Scan the entries below for the word "grand". Copy each line that has it.
-- Start of Dataset entries --
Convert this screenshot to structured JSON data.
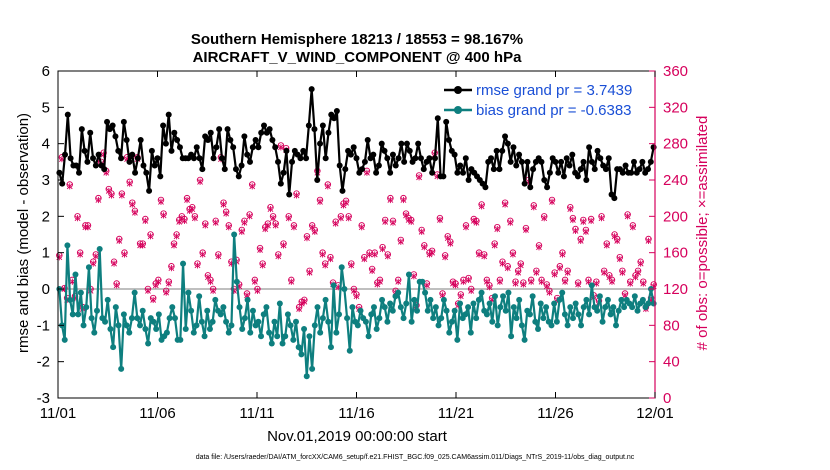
{
  "chart_data": {
    "type": "line",
    "title": "Southern Hemisphere 18213 / 18553 = 98.167%",
    "subtitle": "AIRCRAFT_V_WIND_COMPONENT @ 400 hPa",
    "xlabel": "Nov.01,2019 00:00:00 start",
    "ylabel": "rmse and bias (model - observation)",
    "ylabel_right": "# of obs: o=possible; ×=assimilated",
    "footer": "data file: /Users/raeder/DAI/ATM_forcXX/CAM6_setup/f.e21.FHIST_BGC.f09_025.CAM6assim.011/Diags_NTrS_2019-11/obs_diag_output.nc",
    "xlim": [
      0,
      30
    ],
    "ylim": [
      -3,
      6
    ],
    "ylim_right": [
      0,
      360
    ],
    "x_tick_labels": [
      "11/01",
      "11/06",
      "11/11",
      "11/16",
      "11/21",
      "11/26",
      "12/01"
    ],
    "x_tick_values": [
      0,
      5,
      10,
      15,
      20,
      25,
      30
    ],
    "y_tick_labels": [
      "-3",
      "-2",
      "-1",
      "0",
      "1",
      "2",
      "3",
      "4",
      "5",
      "6"
    ],
    "y_tick_values": [
      -3,
      -2,
      -1,
      0,
      1,
      2,
      3,
      4,
      5,
      6
    ],
    "y_right_tick_labels": [
      "0",
      "40",
      "80",
      "120",
      "160",
      "200",
      "240",
      "280",
      "320",
      "360"
    ],
    "y_right_tick_values": [
      0,
      40,
      80,
      120,
      160,
      200,
      240,
      280,
      320,
      360
    ],
    "zero_line": 0,
    "colors": {
      "rmse": "#000000",
      "bias": "#0e7f7f",
      "obs": "#d6005c",
      "legend_text": "#1a4fd6",
      "zero_line": "#bfbfbf"
    },
    "series": [
      {
        "name": "rmse grand pr = 3.7439",
        "axis": "left",
        "values": [
          3.2,
          2.9,
          3.7,
          4.8,
          3.6,
          3.4,
          3.4,
          3.2,
          4.4,
          3.8,
          3.5,
          4.3,
          3.6,
          3.4,
          3.7,
          3.4,
          3.3,
          4.6,
          4.4,
          4.5,
          4.2,
          3.8,
          3.6,
          4.6,
          4.1,
          3.5,
          3.7,
          3.2,
          3.6,
          4.1,
          3.4,
          3.2,
          2.7,
          3.8,
          3.4,
          3.6,
          3.1,
          4.5,
          4.0,
          4.8,
          3.8,
          4.3,
          4.1,
          3.9,
          3.6,
          3.6,
          3.6,
          3.7,
          3.6,
          3.9,
          3.6,
          3.3,
          4.2,
          4.1,
          4.3,
          3.6,
          3.9,
          4.4,
          3.6,
          3.3,
          4.4,
          4.1,
          3.9,
          3.3,
          3.1,
          3.4,
          4.2,
          3.7,
          3.5,
          3.9,
          4.1,
          3.9,
          4.3,
          4.5,
          4.3,
          4.4,
          4.1,
          3.9,
          3.5,
          2.9,
          3.2,
          3.8,
          2.6,
          3.5,
          3.8,
          3.7,
          3.6,
          3.8,
          3.6,
          4.5,
          5.5,
          4.4,
          3.0,
          4.0,
          4.5,
          3.6,
          4.3,
          4.8,
          4.7,
          4.9,
          3.4,
          2.7,
          3.3,
          3.8,
          3.7,
          3.9,
          3.6,
          3.2,
          3.3,
          3.5,
          4.1,
          3.6,
          3.7,
          3.2,
          3.4,
          4.0,
          3.8,
          3.6,
          3.2,
          3.7,
          3.4,
          3.6,
          4.0,
          3.5,
          4.0,
          3.8,
          3.5,
          3.6,
          4.0,
          3.6,
          3.3,
          3.5,
          3.6,
          3.2,
          3.6,
          4.7,
          3.1,
          3.1,
          4.6,
          4.1,
          3.8,
          3.7,
          3.2,
          3.4,
          3.2,
          3.6,
          3.0,
          3.3,
          3.2,
          3.1,
          3.0,
          2.9,
          2.8,
          3.5,
          3.6,
          3.3,
          3.8,
          3.3,
          3.8,
          4.2,
          4.0,
          3.5,
          3.9,
          3.4,
          3.7,
          3.5,
          2.9,
          3.5,
          2.8,
          3.3,
          3.5,
          3.6,
          3.5,
          3.0,
          2.8,
          3.2,
          3.6,
          3.5,
          3.2,
          3.5,
          3.1,
          3.6,
          3.4,
          3.7,
          3.2,
          3.1,
          3.3,
          3.5,
          3.0,
          3.9,
          3.5,
          3.3,
          3.8,
          3.6,
          3.4,
          3.3,
          3.6,
          2.6,
          2.5,
          3.3,
          3.3,
          3.2,
          3.4,
          3.2,
          3.2,
          3.5,
          3.2,
          3.3,
          3.5,
          3.2,
          3.3,
          3.5,
          3.9
        ],
        "values_note": "sampled 6-hourly, approximate"
      },
      {
        "name": "bias grand pr = -0.6383",
        "axis": "left",
        "values": [
          0.0,
          -1.0,
          -1.4,
          1.2,
          -0.3,
          -0.7,
          0.4,
          -0.7,
          -0.1,
          -1.0,
          -0.5,
          0.6,
          -0.8,
          -1.2,
          -0.6,
          1.1,
          -0.8,
          -0.9,
          -0.3,
          -1.1,
          -1.6,
          -0.5,
          -1.0,
          -2.2,
          -0.7,
          -1.0,
          -1.2,
          -0.8,
          -0.1,
          -0.8,
          -1.0,
          -0.6,
          -1.1,
          -1.5,
          -0.8,
          -0.9,
          -1.1,
          -0.7,
          -1.4,
          -1.3,
          -1.2,
          -0.8,
          -0.5,
          -0.8,
          -1.4,
          -1.4,
          0.7,
          -1.1,
          -0.1,
          -0.6,
          -1.2,
          -1.0,
          -0.2,
          -0.9,
          -1.3,
          -0.6,
          -1.1,
          -0.9,
          -0.3,
          -0.6,
          -0.7,
          -0.5,
          -0.9,
          -1.2,
          -1.0,
          1.5,
          0.2,
          -0.5,
          -1.1,
          -0.8,
          -0.3,
          -1.2,
          -0.6,
          -1.0,
          -0.9,
          -1.3,
          -0.7,
          -0.5,
          -1.2,
          -1.5,
          -0.9,
          -1.3,
          -0.4,
          -1.5,
          -1.3,
          -0.7,
          -1.0,
          -1.4,
          -0.9,
          -1.6,
          -1.8,
          -1.1,
          -2.4,
          -1.3,
          -2.2,
          -1.0,
          -0.5,
          -1.2,
          -0.8,
          -0.3,
          -0.9,
          -1.6,
          0.1,
          -1.2,
          -0.7,
          0.6,
          0.0,
          -0.8,
          -1.7,
          -0.5,
          -0.9,
          -1.0,
          -0.6,
          -0.8,
          -0.9,
          -1.3,
          -0.7,
          -0.5,
          -1.1,
          -0.8,
          -0.3,
          -0.5,
          -0.9,
          -0.4,
          -0.6,
          -0.2,
          -0.1,
          -0.5,
          -0.8,
          -0.4,
          0.4,
          -0.9,
          -0.3,
          -0.6,
          0.2,
          0.2,
          -0.1,
          -0.6,
          -0.3,
          -0.8,
          -0.5,
          -1.0,
          -0.8,
          -0.3,
          -0.6,
          -1.2,
          -0.9,
          -0.6,
          -1.4,
          -0.4,
          -0.8,
          -0.7,
          -0.5,
          -1.2,
          -0.4,
          -0.8,
          -0.3,
          -0.1,
          -0.6,
          -0.7,
          -0.4,
          -0.9,
          -0.2,
          -1.0,
          -0.5,
          -0.2,
          -0.6,
          -0.1,
          -1.3,
          -0.5,
          -0.8,
          -0.3,
          -1.0,
          -1.4,
          -0.6,
          -0.7,
          -0.2,
          -0.9,
          -1.1,
          -0.4,
          -0.8,
          -0.5,
          -0.9,
          -1.0,
          -0.4,
          -0.9,
          -0.3,
          -0.1,
          -0.7,
          -1.0,
          -0.5,
          -0.8,
          -0.4,
          -0.7,
          -1.0,
          -0.5,
          -0.3,
          -0.7,
          0.1,
          -0.5,
          -0.6,
          -0.2,
          -0.9,
          -0.5,
          -0.3,
          -0.7,
          -0.5,
          -1.0,
          -0.6,
          -0.3,
          -0.5,
          -0.3,
          -0.4,
          -0.5,
          -0.2,
          -0.6,
          -0.4,
          -0.3,
          -0.5,
          -0.4,
          0.0,
          -0.4
        ],
        "values_note": "sampled 6-hourly, approximate"
      },
      {
        "name": "obs possible",
        "axis": "right",
        "marker": "o",
        "values": [
          157,
          265,
          121,
          110,
          235,
          130,
          112,
          200,
          160,
          100,
          190,
          190,
          120,
          150,
          158,
          220,
          260,
          270,
          250,
          230,
          225,
          150,
          126,
          175,
          225,
          160,
          265,
          238,
          215,
          206,
          265,
          170,
          170,
          197,
          120,
          180,
          110,
          126,
          130,
          218,
          203,
          118,
          128,
          145,
          170,
          180,
          196,
          200,
          197,
          220,
          208,
          210,
          200,
          148,
          240,
          160,
          192,
          135,
          130,
          120,
          195,
          158,
          265,
          215,
          205,
          190,
          150,
          120,
          152,
          125,
          185,
          195,
          115,
          202,
          235,
          130,
          120,
          165,
          148,
          188,
          192,
          210,
          200,
          192,
          158,
          278,
          170,
          275,
          200,
          130,
          190,
          225,
          100,
          106,
          108,
          178,
          140,
          190,
          185,
          250,
          218,
          160,
          148,
          235,
          155,
          127,
          194,
          124,
          200,
          214,
          217,
          200,
          148,
          120,
          114,
          100,
          190,
          155,
          250,
          160,
          142,
          160,
          127,
          130,
          166,
          196,
          158,
          220,
          195,
          118,
          130,
          174,
          220,
          203,
          198,
          196,
          136,
          102,
          245,
          185,
          168,
          126,
          160,
          162,
          270,
          246,
          198,
          115,
          157,
          178,
          172,
          128,
          126,
          104,
          114,
          130,
          190,
          132,
          120,
          197,
          195,
          160,
          213,
          158,
          130,
          124,
          110,
          170,
          188,
          130,
          150,
          215,
          145,
          195,
          160,
          128,
          140,
          148,
          127,
          187,
          240,
          130,
          212,
          140,
          168,
          130,
          200,
          125,
          118,
          218,
          138,
          110,
          145,
          160,
          130,
          140,
          210,
          198,
          186,
          127,
          175,
          196,
          185,
          130,
          197,
          113,
          128,
          107,
          200,
          140,
          170,
          135,
          130,
          180,
          175,
          155,
          140,
          115,
          202,
          128,
          190,
          135,
          140,
          150,
          128,
          100,
          175,
          110,
          125
        ],
        "values_note": "approximate scatter"
      },
      {
        "name": "obs assimilated",
        "axis": "right",
        "marker": "x",
        "values": [
          155,
          263,
          120,
          108,
          233,
          128,
          110,
          198,
          158,
          98,
          188,
          188,
          118,
          148,
          156,
          218,
          258,
          268,
          248,
          228,
          223,
          148,
          124,
          173,
          223,
          158,
          263,
          236,
          213,
          204,
          263,
          168,
          168,
          195,
          118,
          178,
          108,
          124,
          128,
          216,
          201,
          116,
          126,
          143,
          168,
          178,
          194,
          198,
          195,
          218,
          206,
          208,
          198,
          146,
          238,
          158,
          190,
          133,
          128,
          118,
          193,
          156,
          263,
          213,
          203,
          188,
          148,
          118,
          150,
          123,
          183,
          193,
          113,
          200,
          233,
          128,
          118,
          163,
          146,
          186,
          190,
          208,
          198,
          190,
          156,
          276,
          168,
          273,
          198,
          128,
          188,
          223,
          98,
          104,
          106,
          176,
          138,
          188,
          183,
          248,
          216,
          158,
          146,
          233,
          153,
          125,
          192,
          122,
          198,
          212,
          215,
          198,
          146,
          118,
          112,
          98,
          188,
          153,
          248,
          158,
          140,
          158,
          125,
          128,
          164,
          194,
          156,
          218,
          193,
          116,
          128,
          172,
          218,
          201,
          196,
          194,
          134,
          100,
          243,
          183,
          166,
          124,
          158,
          160,
          268,
          244,
          196,
          113,
          155,
          176,
          170,
          126,
          124,
          102,
          112,
          128,
          188,
          130,
          118,
          195,
          193,
          158,
          211,
          156,
          128,
          122,
          108,
          168,
          186,
          128,
          148,
          213,
          143,
          193,
          158,
          126,
          138,
          146,
          125,
          185,
          238,
          128,
          210,
          138,
          166,
          128,
          198,
          123,
          116,
          216,
          136,
          108,
          143,
          158,
          128,
          138,
          208,
          196,
          184,
          125,
          173,
          194,
          183,
          128,
          195,
          111,
          126,
          105,
          198,
          138,
          168,
          133,
          128,
          178,
          173,
          153,
          138,
          113,
          200,
          126,
          188,
          133,
          138,
          148,
          126,
          98,
          173,
          108,
          123
        ],
        "values_note": "approximate scatter"
      }
    ]
  }
}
-- End of Dataset entries --
- Reply
        "name": "rmse grand pr = 3.7439",
        "name": "bias grand pr = -0.6383",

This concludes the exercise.